Written exercise. Exactly as written, print each record in the listing.

──────── Information given ────────

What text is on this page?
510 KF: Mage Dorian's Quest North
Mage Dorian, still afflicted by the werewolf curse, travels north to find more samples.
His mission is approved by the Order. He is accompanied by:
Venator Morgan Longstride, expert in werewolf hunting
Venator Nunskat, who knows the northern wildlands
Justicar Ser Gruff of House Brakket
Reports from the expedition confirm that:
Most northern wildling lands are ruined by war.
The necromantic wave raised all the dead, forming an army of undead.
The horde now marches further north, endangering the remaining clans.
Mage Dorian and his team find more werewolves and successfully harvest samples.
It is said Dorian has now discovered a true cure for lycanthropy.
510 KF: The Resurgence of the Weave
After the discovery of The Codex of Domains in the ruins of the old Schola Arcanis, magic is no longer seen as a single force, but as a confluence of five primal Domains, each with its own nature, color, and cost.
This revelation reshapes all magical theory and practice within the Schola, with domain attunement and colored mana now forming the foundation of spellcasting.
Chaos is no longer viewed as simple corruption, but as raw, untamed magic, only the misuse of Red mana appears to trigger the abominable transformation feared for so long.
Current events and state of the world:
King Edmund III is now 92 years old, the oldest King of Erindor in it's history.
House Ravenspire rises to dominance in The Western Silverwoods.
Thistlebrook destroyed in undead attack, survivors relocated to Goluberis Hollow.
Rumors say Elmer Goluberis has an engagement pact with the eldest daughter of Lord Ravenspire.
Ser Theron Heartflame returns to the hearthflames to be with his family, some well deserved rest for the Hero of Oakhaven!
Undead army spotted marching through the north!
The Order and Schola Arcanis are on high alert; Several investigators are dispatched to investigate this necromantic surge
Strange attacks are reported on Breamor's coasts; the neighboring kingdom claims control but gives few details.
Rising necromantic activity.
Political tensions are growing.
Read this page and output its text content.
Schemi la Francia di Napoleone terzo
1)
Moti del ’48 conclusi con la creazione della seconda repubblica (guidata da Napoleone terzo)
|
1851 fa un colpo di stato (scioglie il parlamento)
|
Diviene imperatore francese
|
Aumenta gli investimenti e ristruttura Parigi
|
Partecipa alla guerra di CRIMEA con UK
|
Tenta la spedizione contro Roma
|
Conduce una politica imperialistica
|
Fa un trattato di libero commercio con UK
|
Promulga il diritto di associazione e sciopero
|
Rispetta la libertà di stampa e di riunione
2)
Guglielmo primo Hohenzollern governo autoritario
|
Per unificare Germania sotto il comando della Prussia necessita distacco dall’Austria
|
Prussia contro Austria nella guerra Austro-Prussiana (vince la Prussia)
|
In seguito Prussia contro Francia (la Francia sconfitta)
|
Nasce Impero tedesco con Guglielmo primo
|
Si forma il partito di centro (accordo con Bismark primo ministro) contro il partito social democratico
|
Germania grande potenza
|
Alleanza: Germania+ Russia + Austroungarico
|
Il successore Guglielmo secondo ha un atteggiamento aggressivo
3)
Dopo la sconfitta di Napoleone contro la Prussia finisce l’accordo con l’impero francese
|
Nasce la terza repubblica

────────

Solution for this task.
What text is on this page?
510 KF: Mage Dorian's Quest North
Mage Dorian, still afflicted by the werewolf curse, travels north to find more samples.
His mission is approved by the Order. He is accompanied by:
Venator Morgan Longstride, expert in werewolf hunting
Venator Nunskat, who knows the northern wildlands
Justicar Ser Gruff of House Brakket
Reports from the expedition confirm that:
Most northern wildling lands are ruined by war.
The necromantic wave raised all the dead, forming an army of undead.
The horde now marches further north, endangering the remaining clans.
Mage Dorian and his team find more werewolves and successfully harvest samples.
It is said Dorian has now discovered a true cure for lycanthropy.
510 KF: The Resurgence of the Weave
After the discovery of The Codex of Domains in the ruins of the old Schola Arcanis, magic is no longer seen as a single force, but as a confluence of five primal Domains, each with its own nature, color, and cost.
This revelation reshapes all magical theory and practice within the Schola, with domain attunement and colored mana now forming the foundation of spellcasting.
Chaos is no longer viewed as simple corruption, but as raw, untamed magic, only the misuse of Red mana appears to trigger the abominable transformation feared for so long.
Current events and state of the world:
King Edmund III is now 92 years old, the oldest King of Erindor in it's history.
House Ravenspire rises to dominance in The Western Silverwoods.
Thistlebrook destroyed in undead attack, survivors relocated to Goluberis Hollow.
Rumors say Elmer Goluberis has an engagement pact with the eldest daughter of Lord Ravenspire.
Ser Theron Heartflame returns to the hearthflames to be with his family, some well deserved rest for the Hero of Oakhaven!
Undead army spotted marching through the north!
The Order and Schola Arcanis are on high alert; Several investigators are dispatched to investigate this necromantic surge
Strange attacks are reported on Breamor's coasts; the neighboring kingdom claims control but gives few details.
Rising necromantic activity.
Political tensions are growing.
Read this page and output its text content.
Schemi la Francia di Napoleone terzo
1)
Moti del ’48 conclusi con la creazione della seconda repubblica (guidata da Napoleone terzo)
|
1851 fa un colpo di stato (scioglie il parlamento)
|
Diviene imperatore francese
|
Aumenta gli investimenti e ristruttura Parigi
|
Partecipa alla guerra di CRIMEA con UK
|
Tenta la spedizione contro Roma
|
Conduce una politica imperialistica
|
Fa un trattato di libero commercio con UK
|
Promulga il diritto di associazione e sciopero
|
Rispetta la libertà di stampa e di riunione
2)
Guglielmo primo Hohenzollern governo autoritario
|
Per unificare Germania sotto il comando della Prussia necessita distacco dall’Austria
|
Prussia contro Austria nella guerra Austro-Prussiana (vince la Prussia)
|
In seguito Prussia contro Francia (la Francia sconfitta)
|
Nasce Impero tedesco con Guglielmo primo
|
Si forma il partito di centro (accordo con Bismark primo ministro) contro il partito social democratico
|
Germania grande potenza
|
Alleanza: Germania+ Russia + Austroungarico
|
Il successore Guglielmo secondo ha un atteggiamento aggressivo
3)
Dopo la sconfitta di Napoleone contro la Prussia finisce l’accordo con l’impero francese
|
Nasce la terza repubblica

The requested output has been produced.